§ Information provided:
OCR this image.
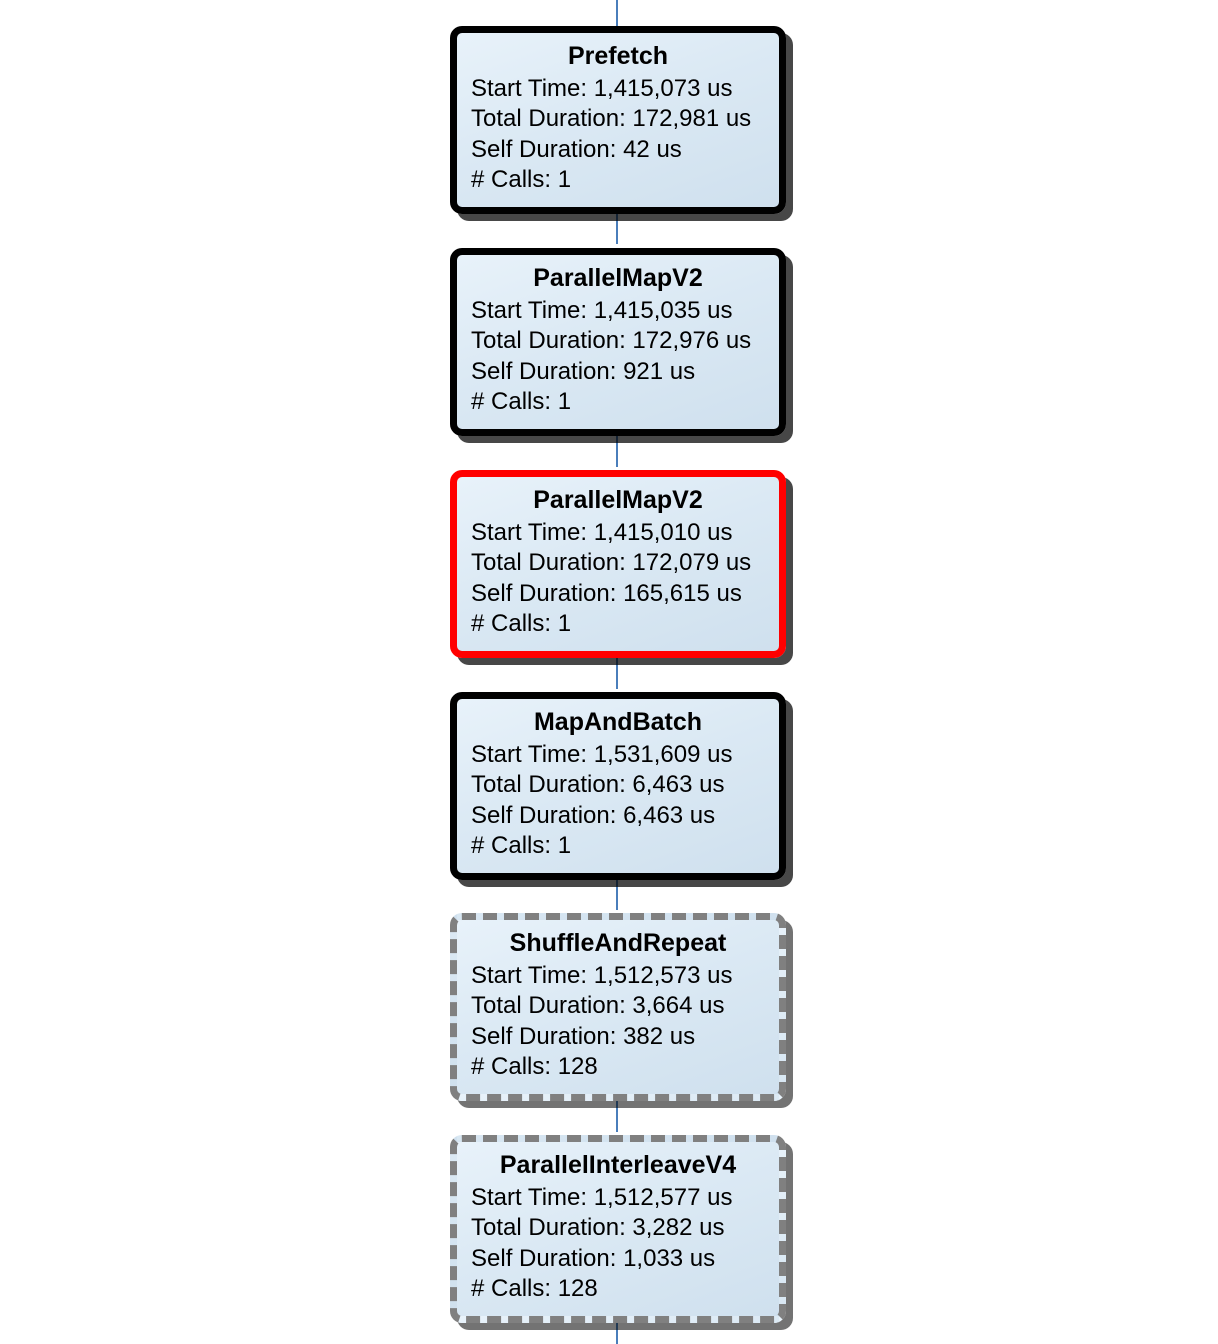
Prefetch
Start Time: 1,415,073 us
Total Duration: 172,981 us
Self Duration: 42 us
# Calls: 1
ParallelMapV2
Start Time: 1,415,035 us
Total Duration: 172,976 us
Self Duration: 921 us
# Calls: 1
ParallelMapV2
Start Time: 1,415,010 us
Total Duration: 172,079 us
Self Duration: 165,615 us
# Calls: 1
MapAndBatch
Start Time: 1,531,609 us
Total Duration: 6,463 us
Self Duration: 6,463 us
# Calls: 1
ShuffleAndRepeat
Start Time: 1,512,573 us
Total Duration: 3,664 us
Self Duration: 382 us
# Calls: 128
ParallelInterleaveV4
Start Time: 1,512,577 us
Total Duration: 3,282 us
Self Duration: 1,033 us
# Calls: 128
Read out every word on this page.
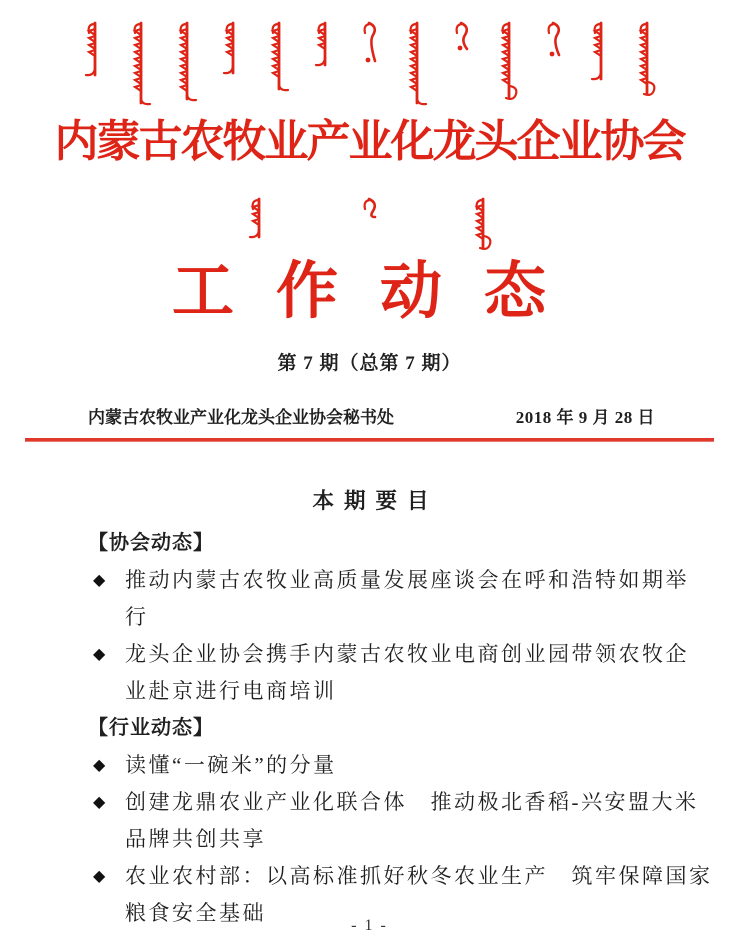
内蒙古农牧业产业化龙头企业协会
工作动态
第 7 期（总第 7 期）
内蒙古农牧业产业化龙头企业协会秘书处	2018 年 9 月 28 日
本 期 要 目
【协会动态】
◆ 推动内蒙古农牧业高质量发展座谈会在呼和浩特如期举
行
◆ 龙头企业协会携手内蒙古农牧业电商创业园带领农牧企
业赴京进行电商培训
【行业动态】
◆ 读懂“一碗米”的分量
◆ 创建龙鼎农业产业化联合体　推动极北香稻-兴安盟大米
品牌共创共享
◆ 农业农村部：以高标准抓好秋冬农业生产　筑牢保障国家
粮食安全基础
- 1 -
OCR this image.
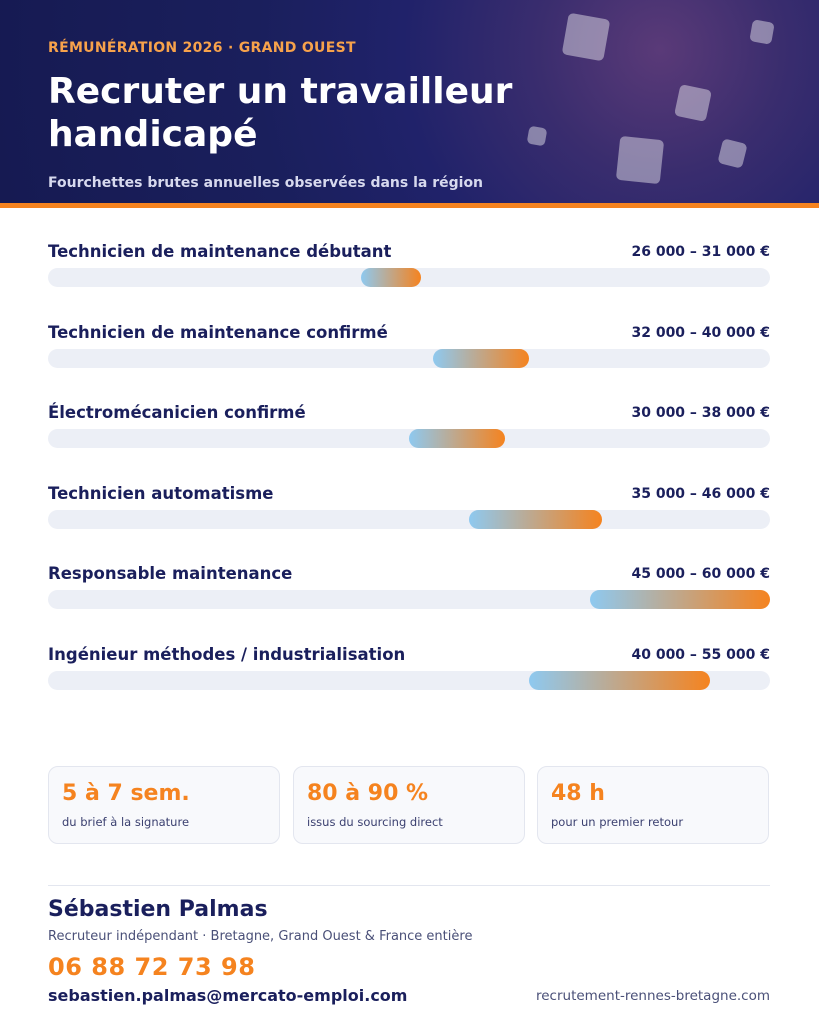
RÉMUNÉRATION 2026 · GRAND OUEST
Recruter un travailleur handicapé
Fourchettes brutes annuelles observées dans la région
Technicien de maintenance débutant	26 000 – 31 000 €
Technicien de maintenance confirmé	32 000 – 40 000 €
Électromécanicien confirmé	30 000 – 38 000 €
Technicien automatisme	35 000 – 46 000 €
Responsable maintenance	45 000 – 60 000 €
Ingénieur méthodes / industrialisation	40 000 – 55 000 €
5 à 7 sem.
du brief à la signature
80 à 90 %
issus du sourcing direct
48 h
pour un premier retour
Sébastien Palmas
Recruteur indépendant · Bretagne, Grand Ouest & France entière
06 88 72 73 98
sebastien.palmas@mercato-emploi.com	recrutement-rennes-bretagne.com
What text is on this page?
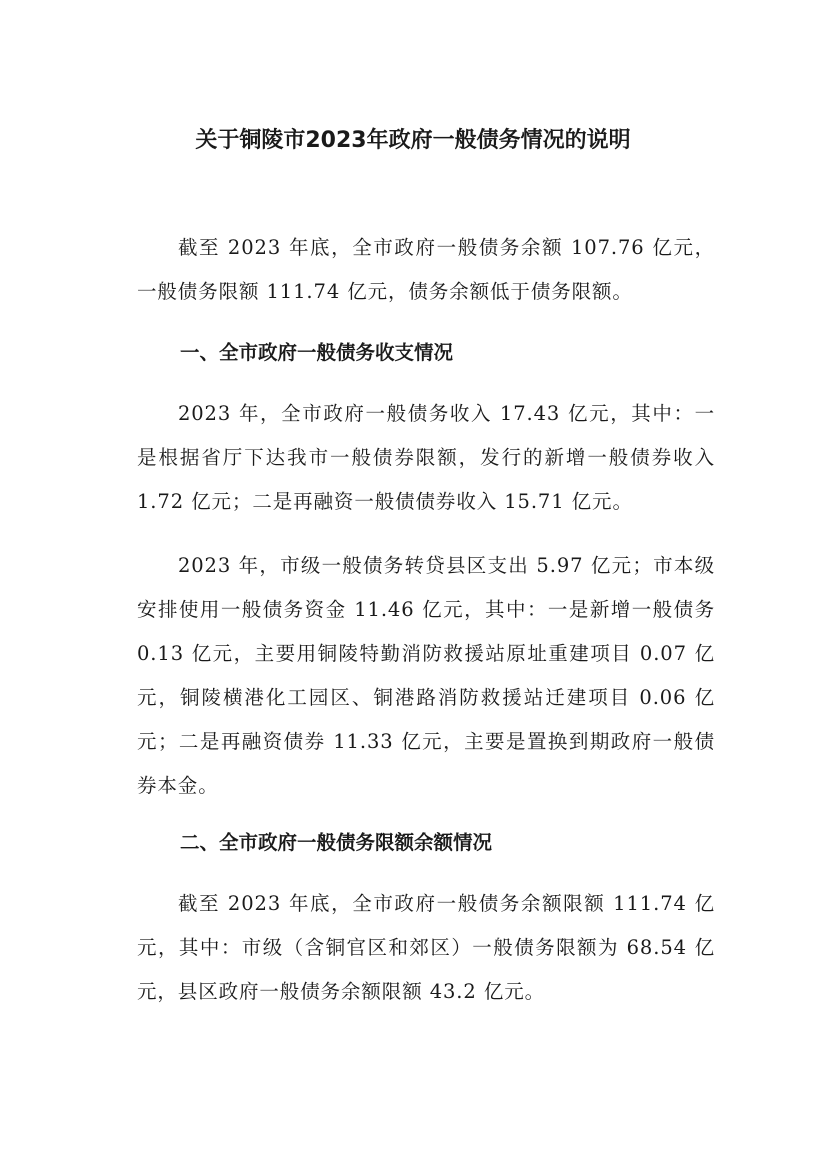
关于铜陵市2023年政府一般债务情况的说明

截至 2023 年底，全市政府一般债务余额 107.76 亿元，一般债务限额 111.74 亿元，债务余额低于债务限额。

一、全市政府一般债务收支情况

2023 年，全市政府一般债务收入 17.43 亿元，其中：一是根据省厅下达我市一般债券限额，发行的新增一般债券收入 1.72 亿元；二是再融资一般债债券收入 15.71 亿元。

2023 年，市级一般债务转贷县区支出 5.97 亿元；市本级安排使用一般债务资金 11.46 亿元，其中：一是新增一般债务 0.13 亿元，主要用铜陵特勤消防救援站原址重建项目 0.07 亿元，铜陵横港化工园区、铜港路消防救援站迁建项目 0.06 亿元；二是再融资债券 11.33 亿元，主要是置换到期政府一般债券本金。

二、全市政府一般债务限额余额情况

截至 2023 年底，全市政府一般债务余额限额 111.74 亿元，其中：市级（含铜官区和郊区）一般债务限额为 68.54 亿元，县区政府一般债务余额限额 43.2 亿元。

§ Do this: Set down all the entries exactly as they appear, but skip any pictures.

§ Result below:
OCR this image.
Prefetch
Start Time: 1,415,073 us
Total Duration: 172,981 us
Self Duration: 42 us
# Calls: 1
ParallelMapV2
Start Time: 1,415,035 us
Total Duration: 172,976 us
Self Duration: 921 us
# Calls: 1
ParallelMapV2
Start Time: 1,415,010 us
Total Duration: 172,079 us
Self Duration: 165,615 us
# Calls: 1
MapAndBatch
Start Time: 1,531,609 us
Total Duration: 6,463 us
Self Duration: 6,463 us
# Calls: 1
ShuffleAndRepeat
Start Time: 1,512,573 us
Total Duration: 3,664 us
Self Duration: 382 us
# Calls: 128
ParallelInterleaveV4
Start Time: 1,512,577 us
Total Duration: 3,282 us
Self Duration: 1,033 us
# Calls: 128
Read out every word on this page.
内蒙古农牧业产业化龙头企业协会
工作动态
第 7 期（总第 7 期）
内蒙古农牧业产业化龙头企业协会秘书处	2018 年 9 月 28 日
本 期 要 目
【协会动态】
◆ 推动内蒙古农牧业高质量发展座谈会在呼和浩特如期举
行
◆ 龙头企业协会携手内蒙古农牧业电商创业园带领农牧企
业赴京进行电商培训
【行业动态】
◆ 读懂“一碗米”的分量
◆ 创建龙鼎农业产业化联合体　推动极北香稻-兴安盟大米
品牌共创共享
◆ 农业农村部：以高标准抓好秋冬农业生产　筑牢保障国家
粮食安全基础
- 1 -
OCR this image.
RÉMUNÉRATION 2026 · GRAND OUEST
Recruter un travailleur handicapé
Fourchettes brutes annuelles observées dans la région
Technicien de maintenance débutant	26 000 – 31 000 €
Technicien de maintenance confirmé	32 000 – 40 000 €
Électromécanicien confirmé	30 000 – 38 000 €
Technicien automatisme	35 000 – 46 000 €
Responsable maintenance	45 000 – 60 000 €
Ingénieur méthodes / industrialisation	40 000 – 55 000 €
5 à 7 sem.
du brief à la signature
80 à 90 %
issus du sourcing direct
48 h
pour un premier retour
Sébastien Palmas
Recruteur indépendant · Bretagne, Grand Ouest & France entière
06 88 72 73 98
sebastien.palmas@mercato-emploi.com	recrutement-rennes-bretagne.com
What text is on this page?
关于铜陵市2023年政府一般债务情况的说明

截至 2023 年底，全市政府一般债务余额 107.76 亿元，一般债务限额 111.74 亿元，债务余额低于债务限额。

一、全市政府一般债务收支情况

2023 年，全市政府一般债务收入 17.43 亿元，其中：一是根据省厅下达我市一般债券限额，发行的新增一般债券收入 1.72 亿元；二是再融资一般债债券收入 15.71 亿元。

2023 年，市级一般债务转贷县区支出 5.97 亿元；市本级安排使用一般债务资金 11.46 亿元，其中：一是新增一般债务 0.13 亿元，主要用铜陵特勤消防救援站原址重建项目 0.07 亿元，铜陵横港化工园区、铜港路消防救援站迁建项目 0.06 亿元；二是再融资债券 11.33 亿元，主要是置换到期政府一般债券本金。

二、全市政府一般债务限额余额情况

截至 2023 年底，全市政府一般债务余额限额 111.74 亿元，其中：市级（含铜官区和郊区）一般债务限额为 68.54 亿元，县区政府一般债务余额限额 43.2 亿元。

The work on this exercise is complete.